--- BEGIN ---

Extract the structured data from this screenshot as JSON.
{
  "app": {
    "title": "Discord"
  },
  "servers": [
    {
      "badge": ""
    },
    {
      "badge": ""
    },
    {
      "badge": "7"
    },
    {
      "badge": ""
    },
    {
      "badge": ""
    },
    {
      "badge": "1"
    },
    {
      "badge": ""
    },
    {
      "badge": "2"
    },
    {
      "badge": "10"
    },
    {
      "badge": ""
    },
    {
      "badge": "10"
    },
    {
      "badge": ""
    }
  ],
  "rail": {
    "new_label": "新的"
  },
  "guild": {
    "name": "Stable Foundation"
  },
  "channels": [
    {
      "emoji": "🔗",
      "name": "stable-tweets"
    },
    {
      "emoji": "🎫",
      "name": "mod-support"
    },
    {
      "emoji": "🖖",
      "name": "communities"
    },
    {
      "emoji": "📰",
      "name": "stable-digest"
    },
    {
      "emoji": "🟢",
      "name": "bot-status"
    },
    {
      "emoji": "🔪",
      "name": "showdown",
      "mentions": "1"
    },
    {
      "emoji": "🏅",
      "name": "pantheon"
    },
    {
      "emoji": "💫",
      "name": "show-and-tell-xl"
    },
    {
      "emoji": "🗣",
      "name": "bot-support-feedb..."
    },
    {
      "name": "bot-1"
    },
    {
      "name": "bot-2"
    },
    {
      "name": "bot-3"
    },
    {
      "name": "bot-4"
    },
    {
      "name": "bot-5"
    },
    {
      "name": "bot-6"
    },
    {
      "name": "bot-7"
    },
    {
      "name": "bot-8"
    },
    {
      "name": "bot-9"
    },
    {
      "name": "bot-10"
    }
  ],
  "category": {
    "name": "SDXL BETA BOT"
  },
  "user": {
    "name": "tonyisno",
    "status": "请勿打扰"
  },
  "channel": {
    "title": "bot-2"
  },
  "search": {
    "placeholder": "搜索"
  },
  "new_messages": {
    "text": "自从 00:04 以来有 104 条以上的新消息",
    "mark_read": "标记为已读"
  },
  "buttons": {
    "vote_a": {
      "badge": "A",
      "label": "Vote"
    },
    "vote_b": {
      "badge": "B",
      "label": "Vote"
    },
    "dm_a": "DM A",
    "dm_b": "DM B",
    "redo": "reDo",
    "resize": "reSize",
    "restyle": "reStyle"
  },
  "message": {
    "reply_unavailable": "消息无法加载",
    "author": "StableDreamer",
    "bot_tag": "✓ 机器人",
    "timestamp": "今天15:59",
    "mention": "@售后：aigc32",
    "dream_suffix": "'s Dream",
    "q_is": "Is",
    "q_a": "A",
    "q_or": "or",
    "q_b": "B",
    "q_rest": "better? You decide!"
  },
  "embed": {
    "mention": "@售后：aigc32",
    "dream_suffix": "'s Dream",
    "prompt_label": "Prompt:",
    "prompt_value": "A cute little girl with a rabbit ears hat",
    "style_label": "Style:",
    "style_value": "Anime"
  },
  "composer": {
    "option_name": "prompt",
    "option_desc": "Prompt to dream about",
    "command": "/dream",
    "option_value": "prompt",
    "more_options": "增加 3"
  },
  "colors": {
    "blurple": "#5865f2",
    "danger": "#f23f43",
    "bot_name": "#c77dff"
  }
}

--- END ---

Using the listing, collect all lines in which the string "emoji" is found.

      "emoji": "🔗",
      "emoji": "🎫",
      "emoji": "🖖",
      "emoji": "📰",
      "emoji": "🟢",
      "emoji": "🔪",
      "emoji": "🏅",
      "emoji": "💫",
      "emoji": "🗣",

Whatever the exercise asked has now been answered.